== TEXTO
En casi todas las expediciones emprendidas por los españoles y muchas fundaciones coloniales en el norte novohispano hubo una participación masiva de indígenas mesoamericanos. A veces acudían forzados con medios violentos pero también colaboraron de manera voluntaria a través de alianzas formales que les reportaban beneficios materiales y privilegios de distintos tipos. La colaboración de tlaxcaltecas, mexicas, otomís y tarascos, por mencionar sólo algunos grupos, fue decisiva en la conquista y colonización del Bajío, la Gran Chichimeca, Sonora, Chihuahua, Durango, Coahuila y Nuevo México. El caso que mejor conocemos es el de los aliados tlaxcaltecas pero también existe documentación, aunque menos abundante, sobre los otomís en el Bajío y la Gran Chichimeca. Junto con los documentos escritos y los restos arqueológicos, algunos elementos de la arquitectura colonial indican la presencia de estos mesoamericanos en el norte. Por ejemplo, algunos de los dibujos que decoran la iglesia de una pequeña comunidad en Nuevo México, fundada en 1751, representan flores y animales muy comunes en la ritualidad otomí hasta el día de hoy. Es particularmente interesante la figura de un águila bicéfala parecida a la del emblema de la Casa de Habsburgo, motivo que los otomís se habían apropiado desde el siglo XVI para representar a una de sus deidades: Yozipa. Este pequeño detalle podría ser un indicio de que, entre las familias tlaxcaltecas de Santa Fe que recibieron la merced de tierra para asentarse en este lugar, había también otomís.
====
> LO QUE SE PIDE:
1) Según el texto sobre los aliados indígenas en el norte novohispano, ¿son ciertas estas afirmaciones? Responde sí o no a cada una y cita las palabras del texto que lo deciden.
(a) Los indígenas mesoamericanos siempre participaron en las expediciones por la fuerza.
(b) Sobre los otomís hay menos documentación que sobre los tlaxcaltecas.
(c) La pequeña comunidad de Nuevo México cuya iglesia se menciona se fundó en 1751.
2) En el texto sobre los aliados indígenas en el norte novohispano, ¿qué deidad representaban los otomís con la figura del águila bicéfala?
3) Continúa el texto sobre los aliados indígenas en el norte novohispano a partir de su última oración.
== FRAGMENTOS DE REGISTROS
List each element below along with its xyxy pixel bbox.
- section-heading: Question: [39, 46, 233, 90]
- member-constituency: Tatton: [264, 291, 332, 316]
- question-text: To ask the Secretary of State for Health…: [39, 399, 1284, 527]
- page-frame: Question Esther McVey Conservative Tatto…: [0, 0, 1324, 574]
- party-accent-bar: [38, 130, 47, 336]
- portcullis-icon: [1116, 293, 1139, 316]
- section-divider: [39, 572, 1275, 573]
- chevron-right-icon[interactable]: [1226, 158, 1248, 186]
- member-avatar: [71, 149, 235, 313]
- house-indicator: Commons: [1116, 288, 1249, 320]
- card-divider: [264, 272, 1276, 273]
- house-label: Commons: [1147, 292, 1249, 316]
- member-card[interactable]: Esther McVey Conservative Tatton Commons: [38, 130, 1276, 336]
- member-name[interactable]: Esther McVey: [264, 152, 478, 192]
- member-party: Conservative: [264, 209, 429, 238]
====
> RESPUESTAS POR TAREA:
1)
(a) No: "A veces acudían forzados con medios violentos pero también colaboraron de manera voluntaria a través de alianzas formales".
(b) Sí: "El caso que mejor conocemos es el de los aliados tlaxcaltecas pero también existe documentación, aunque menos abundante, sobre los otomís en el Bajío y la Gran Chichimeca."
(c) Sí: "una pequeña comunidad en Nuevo México, fundada en 1751".

2) A Yozipa.

3)
El proceso de expansión colonial que arrancó con Hernán Cortés en 1519 se había convertido en un proyecto distinto para fines del siglo XVI, adaptándose a las complejas condiciones locales y alimentándose con el conocimiento, el trabajo, la memoria y la colaboración estratégica de los pueblos indígenas. Los rastros de esta larga historia de dominación, pérdida, negociación y aprendizaje multilateral afloran por doquier en el vasto territorio que alguna vez fue el norte de la Nueva España.

 

Para leer más

  • Chantal Cramaussel, Poblar la frontera: La provincia de Santa Bárbara en Nueva Vizcaya durante los siglos XVI y XVII. Zamora: El Colegio de Michoacán, 2006.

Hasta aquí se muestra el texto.